### THE PROBLEM
Strip the pictures and reproduce the rest of the listing exactly.

* Start DATASET EXTRACT *

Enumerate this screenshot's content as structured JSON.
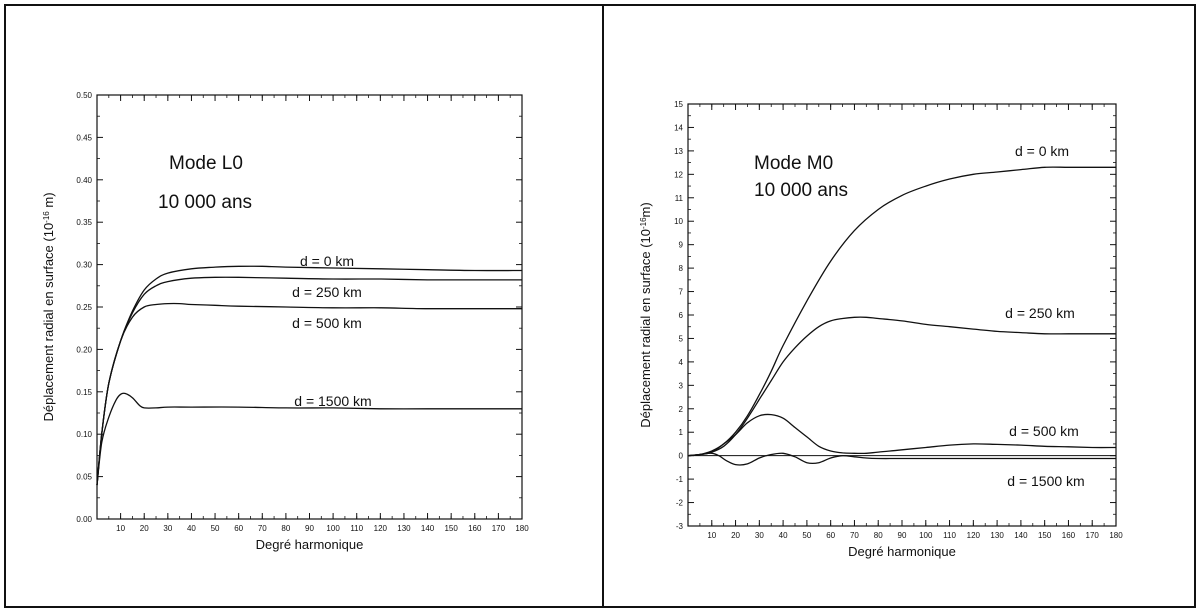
{
  "chart_data": [
    {
      "type": "line",
      "title": "",
      "xlabel": "Degré harmonique",
      "ylabel_main": "Déplacement radial en surface (10",
      "ylabel_exp": "-16",
      "ylabel_unit": " m)",
      "xlim": [
        0,
        180
      ],
      "ylim": [
        0,
        0.5
      ],
      "x_ticks": [
        10,
        20,
        30,
        40,
        50,
        60,
        70,
        80,
        90,
        100,
        110,
        120,
        130,
        140,
        150,
        160,
        170,
        180
      ],
      "y_ticks": [
        "0.00",
        "0.05",
        "0.10",
        "0.15",
        "0.20",
        "0.25",
        "0.30",
        "0.35",
        "0.40",
        "0.45",
        "0.50"
      ],
      "annotations": [
        "Mode L0",
        "10 000 ans"
      ],
      "series": [
        {
          "name": "d = 0 km",
          "x": [
            0,
            2,
            5,
            10,
            15,
            20,
            25,
            30,
            40,
            50,
            60,
            70,
            80,
            100,
            120,
            140,
            160,
            180
          ],
          "y": [
            0.04,
            0.1,
            0.16,
            0.21,
            0.245,
            0.27,
            0.283,
            0.29,
            0.295,
            0.297,
            0.298,
            0.298,
            0.297,
            0.296,
            0.295,
            0.294,
            0.293,
            0.293
          ]
        },
        {
          "name": "d = 250 km",
          "x": [
            0,
            2,
            5,
            10,
            15,
            20,
            25,
            30,
            40,
            50,
            60,
            80,
            100,
            120,
            140,
            160,
            180
          ],
          "y": [
            0.04,
            0.1,
            0.16,
            0.21,
            0.243,
            0.265,
            0.275,
            0.28,
            0.284,
            0.285,
            0.285,
            0.284,
            0.283,
            0.283,
            0.282,
            0.282,
            0.282
          ]
        },
        {
          "name": "d = 500 km",
          "x": [
            0,
            2,
            5,
            10,
            15,
            20,
            25,
            30,
            35,
            40,
            50,
            60,
            80,
            100,
            120,
            140,
            160,
            180
          ],
          "y": [
            0.04,
            0.1,
            0.16,
            0.21,
            0.238,
            0.25,
            0.253,
            0.254,
            0.254,
            0.253,
            0.252,
            0.251,
            0.25,
            0.249,
            0.249,
            0.248,
            0.248,
            0.248
          ]
        },
        {
          "name": "d = 1500 km",
          "x": [
            0,
            2,
            5,
            8,
            10,
            12,
            15,
            18,
            20,
            25,
            30,
            40,
            60,
            80,
            100,
            120,
            140,
            160,
            180
          ],
          "y": [
            0.04,
            0.09,
            0.12,
            0.14,
            0.147,
            0.148,
            0.143,
            0.134,
            0.131,
            0.131,
            0.132,
            0.132,
            0.132,
            0.131,
            0.131,
            0.13,
            0.13,
            0.13,
            0.13
          ]
        }
      ]
    },
    {
      "type": "line",
      "title": "",
      "xlabel": "Degré harmonique",
      "ylabel_main": "Déplacement radial en surface (10",
      "ylabel_exp": "-16",
      "ylabel_unit": "m)",
      "xlim": [
        0,
        180
      ],
      "ylim": [
        -3,
        15
      ],
      "x_ticks": [
        10,
        20,
        30,
        40,
        50,
        60,
        70,
        80,
        90,
        100,
        110,
        120,
        130,
        140,
        150,
        160,
        170,
        180
      ],
      "y_ticks": [
        -3,
        -2,
        -1,
        0,
        1,
        2,
        3,
        4,
        5,
        6,
        7,
        8,
        9,
        10,
        11,
        12,
        13,
        14,
        15
      ],
      "annotations": [
        "Mode M0",
        "10 000 ans"
      ],
      "series": [
        {
          "name": "d = 0 km",
          "x": [
            0,
            5,
            10,
            15,
            20,
            25,
            30,
            35,
            40,
            50,
            60,
            70,
            80,
            90,
            100,
            110,
            120,
            130,
            140,
            150,
            160,
            170,
            180
          ],
          "y": [
            0,
            0.05,
            0.2,
            0.5,
            1.0,
            1.7,
            2.6,
            3.6,
            4.7,
            6.6,
            8.3,
            9.6,
            10.5,
            11.1,
            11.5,
            11.8,
            12.0,
            12.1,
            12.2,
            12.3,
            12.3,
            12.3,
            12.3
          ]
        },
        {
          "name": "d = 250 km",
          "x": [
            0,
            5,
            10,
            15,
            20,
            25,
            30,
            35,
            40,
            45,
            50,
            55,
            60,
            65,
            70,
            75,
            80,
            90,
            100,
            110,
            120,
            130,
            140,
            150,
            160,
            170,
            180
          ],
          "y": [
            0,
            0.05,
            0.15,
            0.4,
            0.9,
            1.6,
            2.4,
            3.2,
            4.0,
            4.6,
            5.1,
            5.5,
            5.75,
            5.85,
            5.9,
            5.9,
            5.85,
            5.75,
            5.6,
            5.5,
            5.4,
            5.3,
            5.25,
            5.2,
            5.2,
            5.2,
            5.2
          ]
        },
        {
          "name": "d = 500 km",
          "x": [
            0,
            5,
            10,
            15,
            20,
            25,
            30,
            35,
            40,
            45,
            50,
            55,
            60,
            65,
            70,
            75,
            80,
            90,
            100,
            110,
            120,
            130,
            140,
            150,
            160,
            170,
            180
          ],
          "y": [
            0,
            0.05,
            0.15,
            0.5,
            0.9,
            1.4,
            1.7,
            1.75,
            1.6,
            1.2,
            0.8,
            0.4,
            0.2,
            0.12,
            0.1,
            0.1,
            0.15,
            0.25,
            0.35,
            0.45,
            0.5,
            0.48,
            0.45,
            0.4,
            0.38,
            0.35,
            0.35
          ]
        },
        {
          "name": "d = 1500 km",
          "x": [
            0,
            5,
            10,
            13,
            16,
            20,
            25,
            30,
            35,
            40,
            45,
            50,
            55,
            60,
            65,
            70,
            75,
            80,
            90,
            100,
            120,
            140,
            160,
            180
          ],
          "y": [
            0,
            0.05,
            0.1,
            0.0,
            -0.2,
            -0.38,
            -0.35,
            -0.1,
            0.05,
            0.1,
            -0.05,
            -0.3,
            -0.3,
            -0.1,
            0.0,
            -0.05,
            -0.1,
            -0.12,
            -0.12,
            -0.12,
            -0.12,
            -0.12,
            -0.12,
            -0.12
          ]
        }
      ]
    }
  ]
}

* End DATASET EXTRACT *

### COMPLETED TASK
Enumerate this screenshot's content as structured JSON.
{
  "chart_data": [
    {
      "type": "line",
      "title": "",
      "xlabel": "Degré harmonique",
      "ylabel_main": "Déplacement radial en surface (10",
      "ylabel_exp": "-16",
      "ylabel_unit": " m)",
      "xlim": [
        0,
        180
      ],
      "ylim": [
        0,
        0.5
      ],
      "x_ticks": [
        10,
        20,
        30,
        40,
        50,
        60,
        70,
        80,
        90,
        100,
        110,
        120,
        130,
        140,
        150,
        160,
        170,
        180
      ],
      "y_ticks": [
        "0.00",
        "0.05",
        "0.10",
        "0.15",
        "0.20",
        "0.25",
        "0.30",
        "0.35",
        "0.40",
        "0.45",
        "0.50"
      ],
      "annotations": [
        "Mode L0",
        "10 000 ans"
      ],
      "series": [
        {
          "name": "d = 0 km",
          "x": [
            0,
            2,
            5,
            10,
            15,
            20,
            25,
            30,
            40,
            50,
            60,
            70,
            80,
            100,
            120,
            140,
            160,
            180
          ],
          "y": [
            0.04,
            0.1,
            0.16,
            0.21,
            0.245,
            0.27,
            0.283,
            0.29,
            0.295,
            0.297,
            0.298,
            0.298,
            0.297,
            0.296,
            0.295,
            0.294,
            0.293,
            0.293
          ]
        },
        {
          "name": "d = 250 km",
          "x": [
            0,
            2,
            5,
            10,
            15,
            20,
            25,
            30,
            40,
            50,
            60,
            80,
            100,
            120,
            140,
            160,
            180
          ],
          "y": [
            0.04,
            0.1,
            0.16,
            0.21,
            0.243,
            0.265,
            0.275,
            0.28,
            0.284,
            0.285,
            0.285,
            0.284,
            0.283,
            0.283,
            0.282,
            0.282,
            0.282
          ]
        },
        {
          "name": "d = 500 km",
          "x": [
            0,
            2,
            5,
            10,
            15,
            20,
            25,
            30,
            35,
            40,
            50,
            60,
            80,
            100,
            120,
            140,
            160,
            180
          ],
          "y": [
            0.04,
            0.1,
            0.16,
            0.21,
            0.238,
            0.25,
            0.253,
            0.254,
            0.254,
            0.253,
            0.252,
            0.251,
            0.25,
            0.249,
            0.249,
            0.248,
            0.248,
            0.248
          ]
        },
        {
          "name": "d = 1500 km",
          "x": [
            0,
            2,
            5,
            8,
            10,
            12,
            15,
            18,
            20,
            25,
            30,
            40,
            60,
            80,
            100,
            120,
            140,
            160,
            180
          ],
          "y": [
            0.04,
            0.09,
            0.12,
            0.14,
            0.147,
            0.148,
            0.143,
            0.134,
            0.131,
            0.131,
            0.132,
            0.132,
            0.132,
            0.131,
            0.131,
            0.13,
            0.13,
            0.13,
            0.13
          ]
        }
      ]
    },
    {
      "type": "line",
      "title": "",
      "xlabel": "Degré harmonique",
      "ylabel_main": "Déplacement radial en surface (10",
      "ylabel_exp": "-16",
      "ylabel_unit": "m)",
      "xlim": [
        0,
        180
      ],
      "ylim": [
        -3,
        15
      ],
      "x_ticks": [
        10,
        20,
        30,
        40,
        50,
        60,
        70,
        80,
        90,
        100,
        110,
        120,
        130,
        140,
        150,
        160,
        170,
        180
      ],
      "y_ticks": [
        -3,
        -2,
        -1,
        0,
        1,
        2,
        3,
        4,
        5,
        6,
        7,
        8,
        9,
        10,
        11,
        12,
        13,
        14,
        15
      ],
      "annotations": [
        "Mode M0",
        "10 000 ans"
      ],
      "series": [
        {
          "name": "d = 0 km",
          "x": [
            0,
            5,
            10,
            15,
            20,
            25,
            30,
            35,
            40,
            50,
            60,
            70,
            80,
            90,
            100,
            110,
            120,
            130,
            140,
            150,
            160,
            170,
            180
          ],
          "y": [
            0,
            0.05,
            0.2,
            0.5,
            1.0,
            1.7,
            2.6,
            3.6,
            4.7,
            6.6,
            8.3,
            9.6,
            10.5,
            11.1,
            11.5,
            11.8,
            12.0,
            12.1,
            12.2,
            12.3,
            12.3,
            12.3,
            12.3
          ]
        },
        {
          "name": "d = 250 km",
          "x": [
            0,
            5,
            10,
            15,
            20,
            25,
            30,
            35,
            40,
            45,
            50,
            55,
            60,
            65,
            70,
            75,
            80,
            90,
            100,
            110,
            120,
            130,
            140,
            150,
            160,
            170,
            180
          ],
          "y": [
            0,
            0.05,
            0.15,
            0.4,
            0.9,
            1.6,
            2.4,
            3.2,
            4.0,
            4.6,
            5.1,
            5.5,
            5.75,
            5.85,
            5.9,
            5.9,
            5.85,
            5.75,
            5.6,
            5.5,
            5.4,
            5.3,
            5.25,
            5.2,
            5.2,
            5.2,
            5.2
          ]
        },
        {
          "name": "d = 500 km",
          "x": [
            0,
            5,
            10,
            15,
            20,
            25,
            30,
            35,
            40,
            45,
            50,
            55,
            60,
            65,
            70,
            75,
            80,
            90,
            100,
            110,
            120,
            130,
            140,
            150,
            160,
            170,
            180
          ],
          "y": [
            0,
            0.05,
            0.15,
            0.5,
            0.9,
            1.4,
            1.7,
            1.75,
            1.6,
            1.2,
            0.8,
            0.4,
            0.2,
            0.12,
            0.1,
            0.1,
            0.15,
            0.25,
            0.35,
            0.45,
            0.5,
            0.48,
            0.45,
            0.4,
            0.38,
            0.35,
            0.35
          ]
        },
        {
          "name": "d = 1500 km",
          "x": [
            0,
            5,
            10,
            13,
            16,
            20,
            25,
            30,
            35,
            40,
            45,
            50,
            55,
            60,
            65,
            70,
            75,
            80,
            90,
            100,
            120,
            140,
            160,
            180
          ],
          "y": [
            0,
            0.05,
            0.1,
            0.0,
            -0.2,
            -0.38,
            -0.35,
            -0.1,
            0.05,
            0.1,
            -0.05,
            -0.3,
            -0.3,
            -0.1,
            0.0,
            -0.05,
            -0.1,
            -0.12,
            -0.12,
            -0.12,
            -0.12,
            -0.12,
            -0.12,
            -0.12
          ]
        }
      ]
    }
  ]
}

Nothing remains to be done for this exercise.